▸ **Your instructions**
Using the records below, copy out exactly the line that contains "Enumerate this screenshot's" and every line that follows it, up to and including the last, and no others.

▸ **Extracted material**
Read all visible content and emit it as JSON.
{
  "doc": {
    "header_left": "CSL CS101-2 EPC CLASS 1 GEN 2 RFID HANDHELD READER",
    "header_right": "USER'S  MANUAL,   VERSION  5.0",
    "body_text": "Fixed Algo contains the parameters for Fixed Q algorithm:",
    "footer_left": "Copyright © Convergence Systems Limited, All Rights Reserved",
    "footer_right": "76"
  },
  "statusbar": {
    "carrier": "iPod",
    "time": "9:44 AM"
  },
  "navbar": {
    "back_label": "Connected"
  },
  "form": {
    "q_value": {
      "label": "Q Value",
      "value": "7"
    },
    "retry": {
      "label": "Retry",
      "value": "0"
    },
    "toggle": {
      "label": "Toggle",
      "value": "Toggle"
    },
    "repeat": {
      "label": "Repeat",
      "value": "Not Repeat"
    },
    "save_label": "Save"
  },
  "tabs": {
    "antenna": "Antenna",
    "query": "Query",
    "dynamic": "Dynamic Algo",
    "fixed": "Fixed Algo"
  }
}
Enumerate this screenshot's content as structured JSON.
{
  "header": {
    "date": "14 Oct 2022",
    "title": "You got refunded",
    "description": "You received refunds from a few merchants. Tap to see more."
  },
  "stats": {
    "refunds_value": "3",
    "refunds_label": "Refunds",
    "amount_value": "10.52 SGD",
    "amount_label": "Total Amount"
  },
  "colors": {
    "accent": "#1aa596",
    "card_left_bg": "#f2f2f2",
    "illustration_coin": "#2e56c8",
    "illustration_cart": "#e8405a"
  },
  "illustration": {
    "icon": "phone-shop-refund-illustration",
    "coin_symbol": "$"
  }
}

▸ **Response to the task**
Enumerate this screenshot's content as structured JSON.
{
  "header": {
    "date": "14 Oct 2022",
    "title": "You got refunded",
    "description": "You received refunds from a few merchants. Tap to see more."
  },
  "stats": {
    "refunds_value": "3",
    "refunds_label": "Refunds",
    "amount_value": "10.52 SGD",
    "amount_label": "Total Amount"
  },
  "colors": {
    "accent": "#1aa596",
    "card_left_bg": "#f2f2f2",
    "illustration_coin": "#2e56c8",
    "illustration_cart": "#e8405a"
  },
  "illustration": {
    "icon": "phone-shop-refund-illustration",
    "coin_symbol": "$"
  }
}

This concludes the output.